◆ **To be done**: Each record below should be repeated precisely as written.

*****

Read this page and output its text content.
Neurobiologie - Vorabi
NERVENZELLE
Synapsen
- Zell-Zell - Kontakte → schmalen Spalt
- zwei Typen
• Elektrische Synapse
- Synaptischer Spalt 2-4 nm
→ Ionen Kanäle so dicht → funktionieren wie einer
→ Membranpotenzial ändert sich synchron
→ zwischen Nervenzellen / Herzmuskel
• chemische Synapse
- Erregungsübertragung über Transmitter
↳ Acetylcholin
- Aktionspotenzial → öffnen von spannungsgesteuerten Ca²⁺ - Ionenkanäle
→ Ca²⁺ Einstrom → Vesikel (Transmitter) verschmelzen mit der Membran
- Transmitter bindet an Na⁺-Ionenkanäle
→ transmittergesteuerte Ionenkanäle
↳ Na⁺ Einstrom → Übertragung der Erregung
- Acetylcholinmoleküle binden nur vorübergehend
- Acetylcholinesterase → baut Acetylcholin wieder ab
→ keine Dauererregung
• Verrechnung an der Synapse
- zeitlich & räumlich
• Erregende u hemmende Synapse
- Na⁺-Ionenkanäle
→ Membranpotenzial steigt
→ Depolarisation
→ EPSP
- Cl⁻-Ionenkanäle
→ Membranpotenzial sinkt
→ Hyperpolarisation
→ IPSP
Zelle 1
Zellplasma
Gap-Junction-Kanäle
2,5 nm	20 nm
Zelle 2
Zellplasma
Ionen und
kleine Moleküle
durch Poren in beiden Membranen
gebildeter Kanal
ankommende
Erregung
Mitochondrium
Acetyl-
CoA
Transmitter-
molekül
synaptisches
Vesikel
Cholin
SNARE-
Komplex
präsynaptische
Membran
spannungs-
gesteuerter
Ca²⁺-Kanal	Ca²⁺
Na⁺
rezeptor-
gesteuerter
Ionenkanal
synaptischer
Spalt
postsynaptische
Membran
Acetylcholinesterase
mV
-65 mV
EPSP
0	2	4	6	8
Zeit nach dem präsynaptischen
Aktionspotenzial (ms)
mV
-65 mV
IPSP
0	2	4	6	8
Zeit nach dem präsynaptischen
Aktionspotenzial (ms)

*****

◆ **Answer**:
Read this page and output its text content.
Neurobiologie - Vorabi
NERVENZELLE
Synapsen
- Zell-Zell - Kontakte → schmalen Spalt
- zwei Typen
• Elektrische Synapse
- Synaptischer Spalt 2-4 nm
→ Ionen Kanäle so dicht → funktionieren wie einer
→ Membranpotenzial ändert sich synchron
→ zwischen Nervenzellen / Herzmuskel
• chemische Synapse
- Erregungsübertragung über Transmitter
↳ Acetylcholin
- Aktionspotenzial → öffnen von spannungsgesteuerten Ca²⁺ - Ionenkanäle
→ Ca²⁺ Einstrom → Vesikel (Transmitter) verschmelzen mit der Membran
- Transmitter bindet an Na⁺-Ionenkanäle
→ transmittergesteuerte Ionenkanäle
↳ Na⁺ Einstrom → Übertragung der Erregung
- Acetylcholinmoleküle binden nur vorübergehend
- Acetylcholinesterase → baut Acetylcholin wieder ab
→ keine Dauererregung
• Verrechnung an der Synapse
- zeitlich & räumlich
• Erregende u hemmende Synapse
- Na⁺-Ionenkanäle
→ Membranpotenzial steigt
→ Depolarisation
→ EPSP
- Cl⁻-Ionenkanäle
→ Membranpotenzial sinkt
→ Hyperpolarisation
→ IPSP
Zelle 1
Zellplasma
Gap-Junction-Kanäle
2,5 nm	20 nm
Zelle 2
Zellplasma
Ionen und
kleine Moleküle
durch Poren in beiden Membranen
gebildeter Kanal
ankommende
Erregung
Mitochondrium
Acetyl-
CoA
Transmitter-
molekül
synaptisches
Vesikel
Cholin
SNARE-
Komplex
präsynaptische
Membran
spannungs-
gesteuerter
Ca²⁺-Kanal	Ca²⁺
Na⁺
rezeptor-
gesteuerter
Ionenkanal
synaptischer
Spalt
postsynaptische
Membran
Acetylcholinesterase
mV
-65 mV
EPSP
0	2	4	6	8
Zeit nach dem präsynaptischen
Aktionspotenzial (ms)
mV
-65 mV
IPSP
0	2	4	6	8
Zeit nach dem präsynaptischen
Aktionspotenzial (ms)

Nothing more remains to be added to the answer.